--- BEGIN Given information ---
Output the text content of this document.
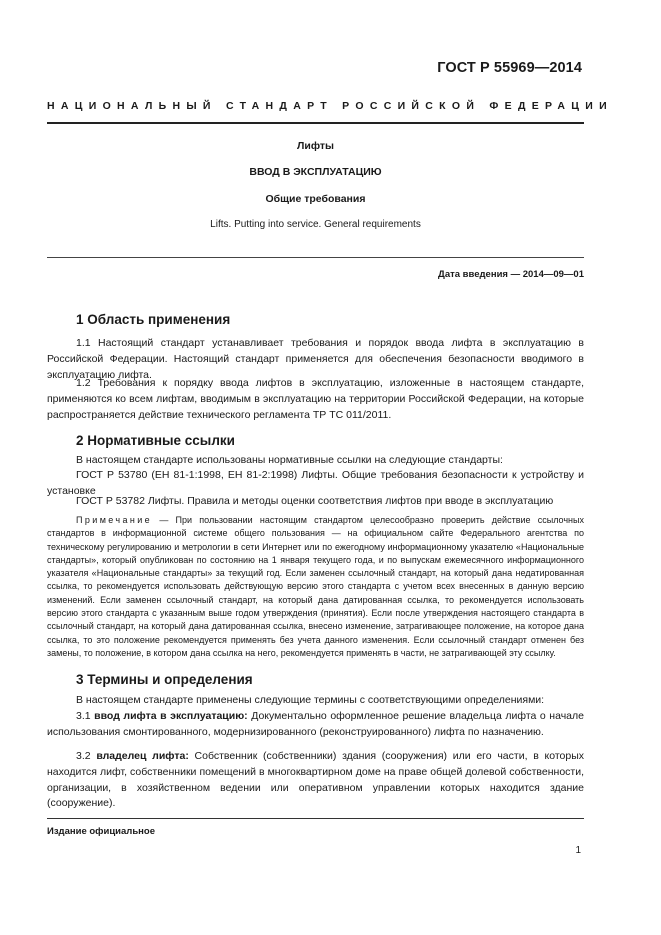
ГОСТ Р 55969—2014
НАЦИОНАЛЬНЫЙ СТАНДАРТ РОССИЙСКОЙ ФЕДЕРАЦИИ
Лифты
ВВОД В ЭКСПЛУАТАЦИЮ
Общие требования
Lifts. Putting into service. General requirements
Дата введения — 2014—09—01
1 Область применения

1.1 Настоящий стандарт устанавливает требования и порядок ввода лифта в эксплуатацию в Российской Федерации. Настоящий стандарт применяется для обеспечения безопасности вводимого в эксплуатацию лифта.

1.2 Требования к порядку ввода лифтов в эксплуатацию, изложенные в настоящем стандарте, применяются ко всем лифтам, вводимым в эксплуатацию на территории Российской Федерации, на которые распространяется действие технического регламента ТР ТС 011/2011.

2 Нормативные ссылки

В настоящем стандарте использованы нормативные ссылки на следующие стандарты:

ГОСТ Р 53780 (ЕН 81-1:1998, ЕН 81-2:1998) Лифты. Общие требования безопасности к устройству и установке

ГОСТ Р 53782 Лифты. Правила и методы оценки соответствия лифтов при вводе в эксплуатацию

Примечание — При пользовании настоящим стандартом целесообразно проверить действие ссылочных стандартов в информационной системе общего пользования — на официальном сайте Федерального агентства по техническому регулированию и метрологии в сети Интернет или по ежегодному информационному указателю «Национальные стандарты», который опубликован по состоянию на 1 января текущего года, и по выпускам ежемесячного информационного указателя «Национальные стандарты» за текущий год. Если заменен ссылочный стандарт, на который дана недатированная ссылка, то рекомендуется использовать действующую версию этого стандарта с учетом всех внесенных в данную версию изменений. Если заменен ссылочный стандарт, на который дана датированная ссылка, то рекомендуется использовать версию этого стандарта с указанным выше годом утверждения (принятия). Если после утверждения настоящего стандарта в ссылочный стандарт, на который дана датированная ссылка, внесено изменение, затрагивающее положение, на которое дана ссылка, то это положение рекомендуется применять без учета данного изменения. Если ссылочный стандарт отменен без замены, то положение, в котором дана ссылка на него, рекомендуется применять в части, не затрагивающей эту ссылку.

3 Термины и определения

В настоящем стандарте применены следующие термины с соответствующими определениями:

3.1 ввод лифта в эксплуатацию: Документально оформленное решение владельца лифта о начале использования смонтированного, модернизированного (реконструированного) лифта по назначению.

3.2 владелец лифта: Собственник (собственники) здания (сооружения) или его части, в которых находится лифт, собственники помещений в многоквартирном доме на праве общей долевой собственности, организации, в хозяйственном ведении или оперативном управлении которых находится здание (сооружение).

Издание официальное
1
--- END Given information ---
--- BEGIN Given information ---
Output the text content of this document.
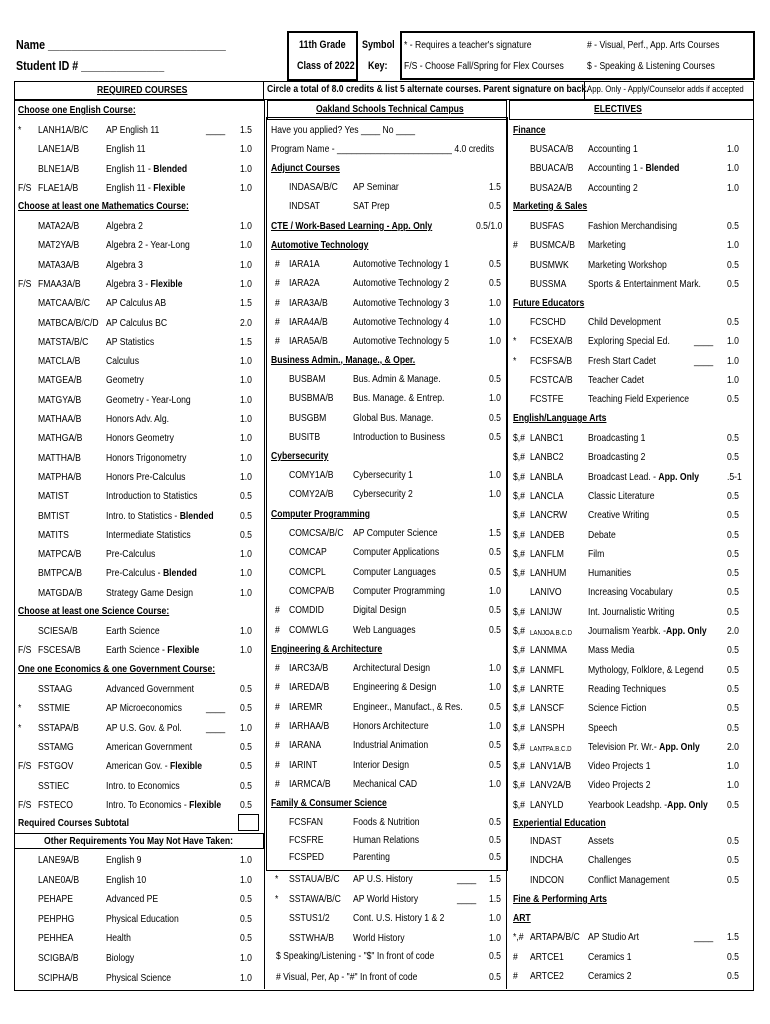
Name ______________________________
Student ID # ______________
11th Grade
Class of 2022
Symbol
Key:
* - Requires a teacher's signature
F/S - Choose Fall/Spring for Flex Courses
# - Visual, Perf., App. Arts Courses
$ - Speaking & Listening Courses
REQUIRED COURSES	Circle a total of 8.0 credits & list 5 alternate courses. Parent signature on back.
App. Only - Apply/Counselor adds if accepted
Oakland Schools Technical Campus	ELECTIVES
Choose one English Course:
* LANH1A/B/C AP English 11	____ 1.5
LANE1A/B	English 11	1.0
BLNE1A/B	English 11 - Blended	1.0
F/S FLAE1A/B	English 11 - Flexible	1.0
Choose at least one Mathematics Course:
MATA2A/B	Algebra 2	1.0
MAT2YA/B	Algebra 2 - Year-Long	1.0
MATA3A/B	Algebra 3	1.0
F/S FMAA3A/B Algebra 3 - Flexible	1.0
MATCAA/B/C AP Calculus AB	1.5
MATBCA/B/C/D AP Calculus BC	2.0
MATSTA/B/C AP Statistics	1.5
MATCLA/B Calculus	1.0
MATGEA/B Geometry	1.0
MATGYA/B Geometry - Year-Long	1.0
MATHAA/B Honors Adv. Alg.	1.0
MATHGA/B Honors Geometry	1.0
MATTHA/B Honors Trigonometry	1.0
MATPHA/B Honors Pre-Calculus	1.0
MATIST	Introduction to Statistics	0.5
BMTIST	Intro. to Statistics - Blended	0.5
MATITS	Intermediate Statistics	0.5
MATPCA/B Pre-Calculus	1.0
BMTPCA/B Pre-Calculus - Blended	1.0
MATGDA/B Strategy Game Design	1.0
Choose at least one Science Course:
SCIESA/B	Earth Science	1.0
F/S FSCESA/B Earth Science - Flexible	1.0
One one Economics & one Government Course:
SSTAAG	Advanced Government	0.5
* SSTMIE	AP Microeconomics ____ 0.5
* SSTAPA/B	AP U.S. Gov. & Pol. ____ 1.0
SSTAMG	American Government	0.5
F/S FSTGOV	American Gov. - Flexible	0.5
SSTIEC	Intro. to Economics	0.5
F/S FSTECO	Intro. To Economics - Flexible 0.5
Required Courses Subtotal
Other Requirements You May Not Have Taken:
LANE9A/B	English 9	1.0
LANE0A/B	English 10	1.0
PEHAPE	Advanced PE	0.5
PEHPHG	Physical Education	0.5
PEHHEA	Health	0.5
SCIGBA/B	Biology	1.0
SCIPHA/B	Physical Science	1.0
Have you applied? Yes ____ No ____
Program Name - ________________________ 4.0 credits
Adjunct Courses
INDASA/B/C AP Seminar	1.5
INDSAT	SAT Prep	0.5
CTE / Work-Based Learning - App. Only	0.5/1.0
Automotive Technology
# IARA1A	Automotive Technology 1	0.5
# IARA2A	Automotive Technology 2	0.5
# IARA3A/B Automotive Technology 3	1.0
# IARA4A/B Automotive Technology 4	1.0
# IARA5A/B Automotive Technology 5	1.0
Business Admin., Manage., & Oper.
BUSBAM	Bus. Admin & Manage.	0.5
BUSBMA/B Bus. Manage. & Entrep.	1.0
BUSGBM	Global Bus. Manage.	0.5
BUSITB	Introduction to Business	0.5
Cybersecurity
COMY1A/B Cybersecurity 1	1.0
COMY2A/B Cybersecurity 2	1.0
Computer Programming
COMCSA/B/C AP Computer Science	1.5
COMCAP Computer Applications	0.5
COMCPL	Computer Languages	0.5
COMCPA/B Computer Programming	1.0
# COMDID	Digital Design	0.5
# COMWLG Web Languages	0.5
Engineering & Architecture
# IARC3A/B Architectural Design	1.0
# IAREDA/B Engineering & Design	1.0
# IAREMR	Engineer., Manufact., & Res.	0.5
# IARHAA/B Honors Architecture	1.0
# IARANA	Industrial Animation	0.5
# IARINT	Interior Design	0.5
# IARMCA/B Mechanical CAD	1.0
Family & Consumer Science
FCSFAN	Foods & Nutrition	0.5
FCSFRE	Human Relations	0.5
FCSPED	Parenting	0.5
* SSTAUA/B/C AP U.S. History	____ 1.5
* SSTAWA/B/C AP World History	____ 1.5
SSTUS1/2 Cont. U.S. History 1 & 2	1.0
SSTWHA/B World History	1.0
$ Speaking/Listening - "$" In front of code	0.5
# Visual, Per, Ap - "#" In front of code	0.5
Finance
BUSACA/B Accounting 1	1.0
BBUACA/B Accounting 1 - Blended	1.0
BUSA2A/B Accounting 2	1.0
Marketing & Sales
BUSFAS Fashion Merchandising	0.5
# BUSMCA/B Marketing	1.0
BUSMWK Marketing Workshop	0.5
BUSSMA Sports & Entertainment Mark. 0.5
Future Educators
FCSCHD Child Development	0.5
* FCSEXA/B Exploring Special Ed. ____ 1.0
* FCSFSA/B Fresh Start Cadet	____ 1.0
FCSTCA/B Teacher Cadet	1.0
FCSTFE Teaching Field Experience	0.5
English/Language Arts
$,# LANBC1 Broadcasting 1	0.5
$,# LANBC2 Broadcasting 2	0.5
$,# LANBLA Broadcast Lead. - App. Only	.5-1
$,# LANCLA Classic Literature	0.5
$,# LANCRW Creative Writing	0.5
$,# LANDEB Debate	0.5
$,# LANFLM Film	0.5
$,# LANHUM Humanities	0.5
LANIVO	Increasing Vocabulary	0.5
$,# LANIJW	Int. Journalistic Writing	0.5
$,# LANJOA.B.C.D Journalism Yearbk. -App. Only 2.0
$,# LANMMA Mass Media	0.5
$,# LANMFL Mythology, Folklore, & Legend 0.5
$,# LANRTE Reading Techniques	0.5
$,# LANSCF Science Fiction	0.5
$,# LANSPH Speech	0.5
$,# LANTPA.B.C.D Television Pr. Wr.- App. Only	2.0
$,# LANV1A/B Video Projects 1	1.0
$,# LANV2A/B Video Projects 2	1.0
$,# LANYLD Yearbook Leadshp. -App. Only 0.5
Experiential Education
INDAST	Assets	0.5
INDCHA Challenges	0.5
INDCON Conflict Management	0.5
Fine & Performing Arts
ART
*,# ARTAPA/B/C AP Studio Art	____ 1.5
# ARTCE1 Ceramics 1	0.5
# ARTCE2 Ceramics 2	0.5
--- END Given information ---
» **What you need to do**:
From the entries above, copy each line holding "Physical".

» **Exercise answer**:
PEHPHG	Physical Education	0.5
SCIPHA/B	Physical Science	1.0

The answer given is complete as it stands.